__TEXTO CITADO__.
........

A explicação de Snowden para suas ações deixam entrever alguém que perdeu toda a fé no sistema para sanar injustiças mediante meios democráticos, legislativos, normais. Como disse em entrevista ao The Guardian, ele esperou durante anos que os líderes políticos dessem atenção à tendência potencialmente fatal de esterilizarem-se todas as principais liberdades constitucionais. Até que, afinal, se deu conta de que:
(…) não se pode viver à espera de que outros ajam. Eu esperei que os políticos agissem. Mas acabei por perceber que liderança só tem a ver com ser o primeiro a fazer alguma coisa.
BradleyManning Edward Snowden
Como Bradley Manning, talvez com mais sofisticação, Snowden percebeu que o único modo de existir num estado dedicado a assaltar todas as liberdades civis dos cidadãos teria de ser, bem literalmente, declarar sua pessoal jihad contra aquele estado.
Uso aqui o termo jihad, em vez de guerra, porque Snowden, claramente, não declarou guerra alguma; não está usando nenhum tipo de violência contra o estado norte-americano. De fato, é exatamente o oposto disso.
Mas Snowden retirou-se, afastou-se completamente, do campo da ordem e do poder do estado ao qual, literalmente, ele jurara fidelidade; pôs-se fora do alcance das leis daquele estado, e, essencialmente, declarou jihad moral, política e ideológica contra todas as mais importantes políticas daquele estado. Nesse sentido, há muito de traição em suas ações – mas só trai um sistema que, ele próprio, e essencialmente, já traiu os cidadãos e já declarou guerra contra todos os mais altos ideais, sem os quais já não há Estados Unidos da América.
Que Snowden tenha declarado sua jihad pela pena e pela língua, não pela proverbial espada, combina muito bem com uma interpretação moderna/progressista de jihad, e o põe, com honra, no campo da vanguarda da Primavera Árabe – de todos que se recusaram a participar de um sistema que, afinal, perceberam como irremediavelmente fracassado. Como o próprio Snowden disse:
O governo atribui-se um poder que não tem direito de exercer. Não há supervisão pública. O resultado disso é que gente como eu tem espaço para ir muito além do que lhe é permitido ir.

........

__REGISTROS FORNECIDOS__.
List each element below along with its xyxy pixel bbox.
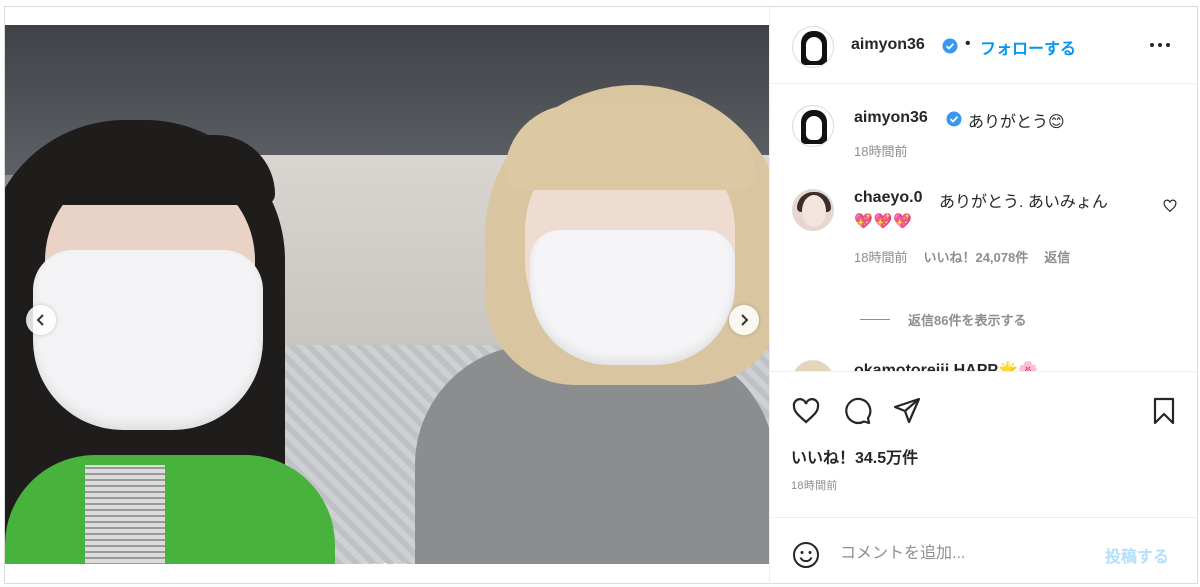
caption-avatar[interactable] — [792, 105, 834, 147]
comment-icon — [845, 397, 872, 425]
comment-input[interactable] — [840, 539, 1090, 569]
comment-username[interactable]: chaeyo.0 — [854, 189, 922, 207]
post-likes-count[interactable]: いいね！34.5万件 — [791, 444, 918, 468]
post-photo[interactable] — [5, 25, 769, 564]
comment-partial-text: okamotoreiji HAPP🌟🌸 — [854, 362, 1038, 371]
post-header: aimyon36 • フォローする — [770, 7, 1198, 84]
carousel-indicator — [362, 563, 408, 564]
caption-text: ありがとう😊 — [968, 114, 1065, 131]
caption-timestamp[interactable]: 18時間前 — [854, 141, 907, 160]
comment-avatar[interactable] — [792, 189, 834, 231]
comment-likes-count[interactable]: いいね！24,078件 — [923, 247, 1028, 266]
add-comment-bar: 投稿する — [770, 517, 1198, 584]
verified-badge-icon — [942, 38, 958, 54]
like-button[interactable] — [791, 396, 821, 426]
comment-like-heart-icon[interactable] — [1163, 199, 1177, 213]
send-icon — [893, 397, 921, 424]
photo-person-left-mask — [33, 250, 263, 430]
post-comment-button[interactable]: 投稿する — [1105, 543, 1169, 567]
share-button[interactable] — [892, 396, 922, 426]
author-username[interactable]: aimyon36 — [851, 36, 925, 54]
post-side-panel: aimyon36 • フォローする aimyon36 ありがとう😊 18時間前 — [769, 7, 1198, 584]
more-horizontal-icon[interactable] — [1150, 37, 1172, 53]
carousel-next-button[interactable] — [729, 305, 759, 335]
carousel-dot — [402, 563, 408, 564]
header-separator: • — [965, 35, 971, 52]
carousel-dot — [392, 563, 398, 564]
carousel-dot — [382, 563, 388, 564]
photo-person-right-mask — [530, 230, 735, 365]
caption-username[interactable]: aimyon36 — [854, 109, 928, 127]
comments-list[interactable]: aimyon36 ありがとう😊 18時間前 chaeyo.0 ありがとう. あい… — [770, 85, 1198, 371]
verified-badge-icon — [946, 111, 962, 127]
photo-person-left-bangs — [35, 135, 275, 205]
comment-emoji-hearts: 💖💖💖 — [854, 213, 914, 230]
photo-person-right-bangs — [505, 105, 755, 190]
chevron-right-icon — [741, 314, 749, 326]
post-action-bar — [770, 371, 1198, 431]
carousel-dot — [372, 563, 378, 564]
save-button[interactable] — [1149, 396, 1179, 426]
emoji-icon[interactable] — [792, 541, 820, 569]
chevron-left-icon — [36, 314, 44, 326]
photo-person-left-sweater — [5, 455, 335, 564]
comment-button[interactable] — [842, 396, 872, 426]
carousel-prev-button[interactable] — [26, 305, 56, 335]
comment-reply-button[interactable]: 返信 — [1044, 247, 1070, 266]
view-replies-label: 返信86件を表示する — [908, 313, 1027, 328]
comment-text: ありがとう. あいみょん — [939, 194, 1108, 211]
replies-divider-line — [860, 319, 890, 320]
heart-icon — [792, 398, 820, 424]
instagram-post-modal: aimyon36 • フォローする aimyon36 ありがとう😊 18時間前 — [0, 0, 1200, 587]
carousel-dot — [362, 563, 368, 564]
follow-button[interactable]: フォローする — [980, 35, 1076, 59]
photo-person-left-shirt — [85, 465, 165, 564]
post-timestamp[interactable]: 18時間前 — [791, 477, 838, 493]
comment-avatar[interactable] — [792, 360, 834, 371]
author-avatar[interactable] — [792, 26, 834, 68]
comment-timestamp[interactable]: 18時間前 — [854, 247, 907, 266]
comment-meta: 18時間前 いいね！24,078件 返信 — [854, 247, 1070, 266]
bookmark-icon — [1153, 397, 1175, 425]
view-replies-button[interactable]: 返信86件を表示する — [860, 310, 1026, 329]
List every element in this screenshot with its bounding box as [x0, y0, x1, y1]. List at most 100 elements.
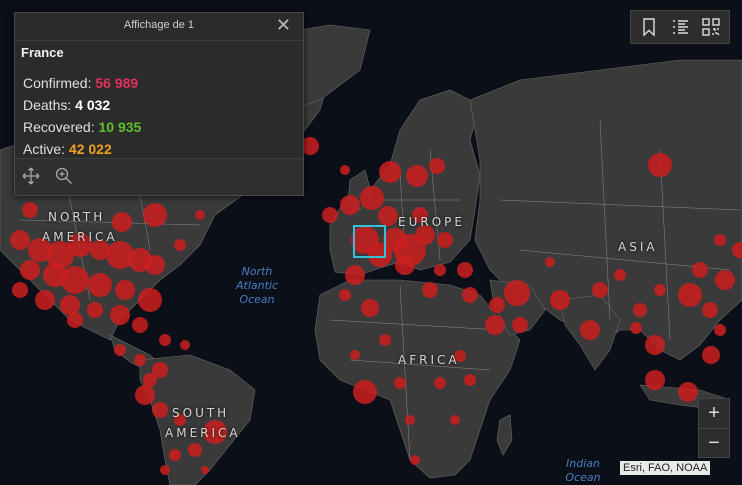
case-bubble[interactable] [195, 210, 205, 220]
case-bubble[interactable] [714, 234, 726, 246]
case-bubble[interactable] [545, 257, 555, 267]
land-madagascar [496, 414, 513, 456]
case-bubble[interactable] [340, 195, 360, 215]
case-bubble[interactable] [67, 312, 83, 328]
case-bubble[interactable] [174, 239, 186, 251]
label-north-atlantic: North Atlantic Ocean [228, 265, 286, 307]
case-bubble[interactable] [702, 346, 720, 364]
zoom-to-icon[interactable] [55, 167, 75, 187]
case-bubble[interactable] [20, 260, 40, 280]
case-bubble[interactable] [145, 255, 165, 275]
case-bubble[interactable] [160, 465, 170, 475]
case-bubble[interactable] [110, 305, 130, 325]
close-icon[interactable]: ✕ [276, 16, 291, 34]
case-bubble[interactable] [645, 370, 665, 390]
attribution: Esri, FAO, NOAA [620, 461, 711, 475]
case-bubble[interactable] [702, 302, 718, 318]
case-bubble[interactable] [339, 289, 351, 301]
case-bubble[interactable] [678, 283, 702, 307]
case-bubble[interactable] [152, 402, 168, 418]
case-bubble[interactable] [138, 288, 162, 312]
case-bubble[interactable] [378, 206, 398, 226]
case-bubble[interactable] [60, 295, 80, 315]
case-bubble[interactable] [429, 158, 445, 174]
case-bubble[interactable] [485, 315, 505, 335]
case-bubble[interactable] [457, 262, 473, 278]
popup-footer [15, 158, 303, 195]
case-bubble[interactable] [87, 302, 103, 318]
case-bubble[interactable] [630, 322, 642, 334]
stat-label: Active: [23, 141, 69, 157]
case-bubble[interactable] [143, 373, 157, 387]
map-view[interactable]: NORTH AMERICA SOUTH AMERICA EUROPE AFRIC… [0, 0, 742, 485]
list-icon[interactable] [670, 17, 690, 37]
case-bubble[interactable] [61, 266, 89, 294]
case-bubble[interactable] [464, 374, 476, 386]
label-america-n: AMERICA [42, 230, 118, 244]
move-icon[interactable] [22, 167, 42, 187]
case-bubble[interactable] [169, 449, 181, 461]
case-bubble[interactable] [135, 385, 155, 405]
case-bubble[interactable] [112, 212, 132, 232]
case-bubble[interactable] [410, 455, 420, 465]
case-bubble[interactable] [489, 297, 505, 313]
case-bubble[interactable] [22, 202, 38, 218]
case-bubble[interactable] [188, 443, 202, 457]
case-bubble[interactable] [180, 340, 190, 350]
bookmark-icon[interactable] [639, 17, 659, 37]
case-bubble[interactable] [504, 280, 530, 306]
case-bubble[interactable] [134, 354, 146, 366]
case-bubble[interactable] [350, 350, 360, 360]
case-bubble[interactable] [550, 290, 570, 310]
case-bubble[interactable] [114, 344, 126, 356]
case-bubble[interactable] [132, 317, 148, 333]
case-bubble[interactable] [360, 186, 384, 210]
zoom-in-button[interactable]: + [699, 399, 729, 428]
case-bubble[interactable] [645, 335, 665, 355]
label-africa: AFRICA [398, 353, 460, 367]
case-bubble[interactable] [340, 165, 350, 175]
case-bubble[interactable] [648, 153, 672, 177]
case-bubble[interactable] [654, 284, 666, 296]
stat-deaths: Deaths: 4 032 [23, 94, 295, 116]
case-bubble[interactable] [405, 415, 415, 425]
case-bubble[interactable] [580, 320, 600, 340]
case-bubble[interactable] [512, 317, 528, 333]
case-bubble[interactable] [143, 203, 167, 227]
popup-stats: Confirmed: 56 989 Deaths: 4 032 Recovere… [15, 64, 303, 160]
case-bubble[interactable] [361, 299, 379, 317]
case-bubble[interactable] [406, 165, 428, 187]
qr-code-icon[interactable] [701, 17, 721, 37]
case-bubble[interactable] [614, 269, 626, 281]
case-bubble[interactable] [353, 380, 377, 404]
case-bubble[interactable] [592, 282, 608, 298]
case-bubble[interactable] [434, 377, 446, 389]
case-bubble[interactable] [10, 230, 30, 250]
zoom-controls: + − [698, 398, 730, 458]
case-bubble[interactable] [395, 255, 415, 275]
case-bubble[interactable] [88, 273, 112, 297]
case-bubble[interactable] [159, 334, 171, 346]
case-bubble[interactable] [462, 287, 478, 303]
case-bubble[interactable] [692, 262, 708, 278]
case-bubble[interactable] [12, 282, 28, 298]
case-bubble[interactable] [714, 324, 726, 336]
case-bubble[interactable] [450, 415, 460, 425]
stat-label: Deaths: [23, 97, 76, 113]
case-bubble[interactable] [115, 280, 135, 300]
case-bubble[interactable] [379, 334, 391, 346]
case-bubble[interactable] [715, 270, 735, 290]
case-bubble[interactable] [322, 207, 338, 223]
zoom-out-button[interactable]: − [699, 428, 729, 458]
case-bubble[interactable] [379, 161, 401, 183]
case-bubble[interactable] [201, 466, 209, 474]
case-bubble[interactable] [394, 377, 406, 389]
case-bubble[interactable] [633, 303, 647, 317]
label-indian-ocean: Indian Ocean [558, 457, 608, 485]
case-bubble[interactable] [678, 382, 698, 402]
case-bubble[interactable] [434, 264, 446, 276]
case-bubble[interactable] [35, 290, 55, 310]
case-bubble[interactable] [345, 265, 365, 285]
case-bubble[interactable] [437, 232, 453, 248]
case-bubble[interactable] [422, 282, 438, 298]
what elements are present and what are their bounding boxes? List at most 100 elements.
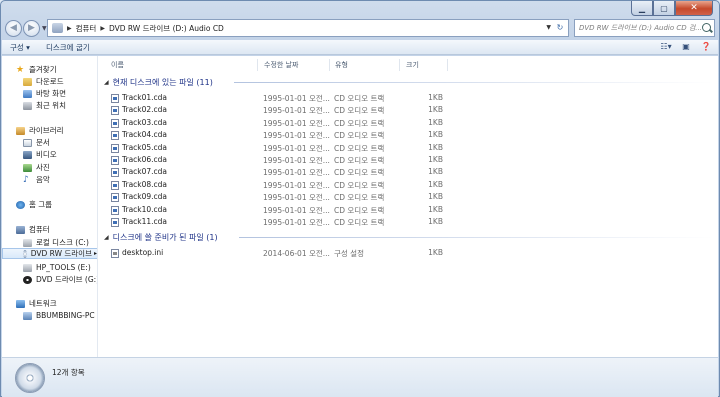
nav-libraries[interactable]: 라이브러리 <box>16 125 64 136</box>
chevron-right-icon[interactable]: ▶ <box>67 25 72 32</box>
file-name: Track05.cda <box>122 142 168 152</box>
column-header-size[interactable]: 크기 <box>406 60 419 72</box>
navigation-pane[interactable]: ★ 즐겨찾기 다운로드 바탕 화면 최근 위치 라이브러리 문서 비디오 사진 ♪… <box>2 56 98 357</box>
file-row[interactable]: Track01.cda 1995-01-01 오전... CD 오디오 트랙 1KB <box>111 92 711 104</box>
file-type: CD 오디오 트랙 <box>334 118 385 128</box>
file-name: Track10.cda <box>122 204 168 214</box>
collapse-icon[interactable]: ◢ <box>104 234 109 241</box>
organize-button[interactable]: 구성 ▾ <box>2 42 38 53</box>
nav-music[interactable]: ♪ 음악 <box>23 174 50 185</box>
audio-track-icon <box>111 118 119 128</box>
chevron-right-icon[interactable]: ▶ <box>100 25 105 32</box>
file-type: CD 오디오 트랙 <box>334 131 385 141</box>
file-row[interactable]: Track07.cda 1995-01-01 오전... CD 오디오 트랙 1KB <box>111 166 711 178</box>
column-divider[interactable] <box>257 59 258 71</box>
help-icon[interactable]: ❓ <box>700 41 712 52</box>
column-header-name[interactable]: 이름 <box>111 60 124 72</box>
command-bar: 구성 ▾ 디스크에 굽기 ☷▾ ▣ ❓ <box>2 40 718 55</box>
nav-label: 음악 <box>36 175 50 184</box>
column-divider[interactable] <box>399 59 400 71</box>
nav-label: BBUMBBING-PC <box>36 311 95 320</box>
view-options-icon[interactable]: ☷▾ <box>660 41 672 52</box>
nav-network[interactable]: 네트워크 <box>16 298 57 309</box>
recent-places-icon <box>23 101 32 110</box>
file-type: CD 오디오 트랙 <box>334 193 385 203</box>
nav-label: 로컬 디스크 (C:) <box>36 238 89 247</box>
dvd-disc-icon <box>23 249 27 258</box>
burn-to-disc-button[interactable]: 디스크에 굽기 <box>38 42 98 53</box>
nav-label: 비디오 <box>36 150 57 159</box>
file-row[interactable]: Track03.cda 1995-01-01 오전... CD 오디오 트랙 1KB <box>111 117 711 129</box>
collapse-icon[interactable]: ◢ <box>104 79 109 86</box>
settings-file-icon <box>111 249 119 258</box>
file-name: Track06.cda <box>122 155 168 164</box>
nav-documents[interactable]: 문서 <box>23 137 50 148</box>
nav-label: 바탕 화면 <box>36 89 66 98</box>
search-input[interactable]: DVD RW 드라이브 (D:) Audio CD 검... <box>574 19 715 37</box>
recent-pages-dropdown[interactable]: ▼ <box>42 25 47 32</box>
nav-label: DVD RW 드라이브 <box>30 249 92 258</box>
group-divider <box>234 82 714 83</box>
column-divider[interactable] <box>447 59 448 71</box>
file-row[interactable]: Track04.cda 1995-01-01 오전... CD 오디오 트랙 1KB <box>111 129 711 141</box>
nav-label: 최근 위치 <box>36 101 66 110</box>
breadcrumb-computer[interactable]: 컴퓨터 <box>76 23 97 34</box>
cd-disc-icon <box>15 363 45 393</box>
group-header-ready[interactable]: ◢ 디스크에 쓸 준비가 된 파일 (1) <box>104 231 218 243</box>
address-bar[interactable]: ▶ 컴퓨터 ▶ DVD RW 드라이브 (D:) Audio CD ▼ ↻ <box>47 19 569 37</box>
file-type: 구성 설정 <box>334 249 364 258</box>
file-list-pane[interactable]: 이름 수정한 날짜 유형 크기 ◢ 현재 디스크에 있는 파일 (11) Trac… <box>99 56 718 357</box>
nav-local-disk[interactable]: 로컬 디스크 (C:) <box>23 237 89 248</box>
file-name: Track11.cda <box>122 217 168 226</box>
nav-pc[interactable]: BBUMBBING-PC <box>23 310 95 321</box>
file-type: CD 오디오 트랙 <box>334 143 385 153</box>
nav-dvd-g[interactable]: DVD 드라이브 (G:) <box>23 274 97 285</box>
audio-track-icon <box>111 205 119 215</box>
file-row[interactable]: Track09.cda 1995-01-01 오전... CD 오디오 트랙 1KB <box>111 191 711 203</box>
refresh-icon[interactable]: ↻ <box>554 22 566 34</box>
file-row[interactable]: Track05.cda 1995-01-01 오전... CD 오디오 트랙 1KB <box>111 142 711 154</box>
nav-recent[interactable]: 최근 위치 <box>23 100 66 111</box>
column-header-type[interactable]: 유형 <box>335 60 348 72</box>
search-icon[interactable] <box>702 23 711 32</box>
file-size: 1KB <box>428 248 443 257</box>
file-name: Track01.cda <box>122 93 168 102</box>
file-row[interactable]: Track10.cda 1995-01-01 오전... CD 오디오 트랙 1KB <box>111 204 711 216</box>
nav-homegroup[interactable]: 홈 그룹 <box>16 199 52 210</box>
audio-track-icon <box>111 94 119 103</box>
details-pane: 12개 항목 <box>2 357 718 397</box>
minimize-button[interactable]: ▁ <box>631 1 653 16</box>
file-row[interactable]: desktop.ini 2014-06-01 오전... 구성 설정 1KB <box>111 247 711 259</box>
file-row[interactable]: Track11.cda 1995-01-01 오전... CD 오디오 트랙 1KB <box>111 216 711 228</box>
file-date: 1995-01-01 오전... <box>263 168 330 178</box>
column-divider[interactable] <box>329 59 330 71</box>
videos-icon <box>23 150 32 159</box>
nav-pictures[interactable]: 사진 <box>23 162 50 173</box>
close-button[interactable]: ✕ <box>675 1 713 16</box>
nav-downloads[interactable]: 다운로드 <box>23 76 64 87</box>
group-header-on-disc[interactable]: ◢ 현재 디스크에 있는 파일 (11) <box>104 76 213 88</box>
nav-label: 다운로드 <box>36 77 64 86</box>
nav-dvd-rw[interactable]: DVD RW 드라이브 ▸ <box>2 248 97 259</box>
breadcrumb-dvd-drive[interactable]: DVD RW 드라이브 (D:) Audio CD <box>109 23 224 34</box>
file-row[interactable]: Track08.cda 1995-01-01 오전... CD 오디오 트랙 1KB <box>111 179 711 191</box>
preview-pane-icon[interactable]: ▣ <box>680 41 692 52</box>
forward-button[interactable]: ▶ <box>23 19 40 37</box>
pictures-icon <box>23 163 32 172</box>
file-row[interactable]: Track06.cda 1995-01-01 오전... CD 오디오 트랙 1KB <box>111 154 711 166</box>
nav-hp-tools[interactable]: HP_TOOLS (E:) <box>23 262 91 273</box>
nav-favorites[interactable]: ★ 즐겨찾기 <box>16 64 57 75</box>
file-row[interactable]: Track02.cda 1995-01-01 오전... CD 오디오 트랙 1KB <box>111 104 711 116</box>
back-button[interactable]: ◀ <box>5 19 22 37</box>
nav-computer[interactable]: 컴퓨터 <box>16 224 50 235</box>
hard-drive-icon <box>23 238 32 247</box>
nav-videos[interactable]: 비디오 <box>23 149 57 160</box>
address-dropdown-icon[interactable]: ▼ <box>546 22 551 34</box>
nav-desktop[interactable]: 바탕 화면 <box>23 88 66 99</box>
window-controls: ▁ ▢ ✕ <box>631 1 713 18</box>
maximize-button[interactable]: ▢ <box>653 1 675 16</box>
music-icon: ♪ <box>23 174 29 185</box>
file-size: 1KB <box>428 155 443 164</box>
file-name: Track08.cda <box>122 179 168 189</box>
column-header-date[interactable]: 수정한 날짜 <box>264 60 298 72</box>
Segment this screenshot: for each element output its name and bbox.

........

__TAREFA PROPOSTA__.
No texto sobre Snowden, por que o autor usa o termo jihad em vez de guerra? Os registros vêm de outra fonte, distinta do texto.

__RESPOSTA DO EXERCÍCIO__.
Porque Snowden não declarou guerra alguma e não está usando nenhum tipo de violência contra o estado norte-americano.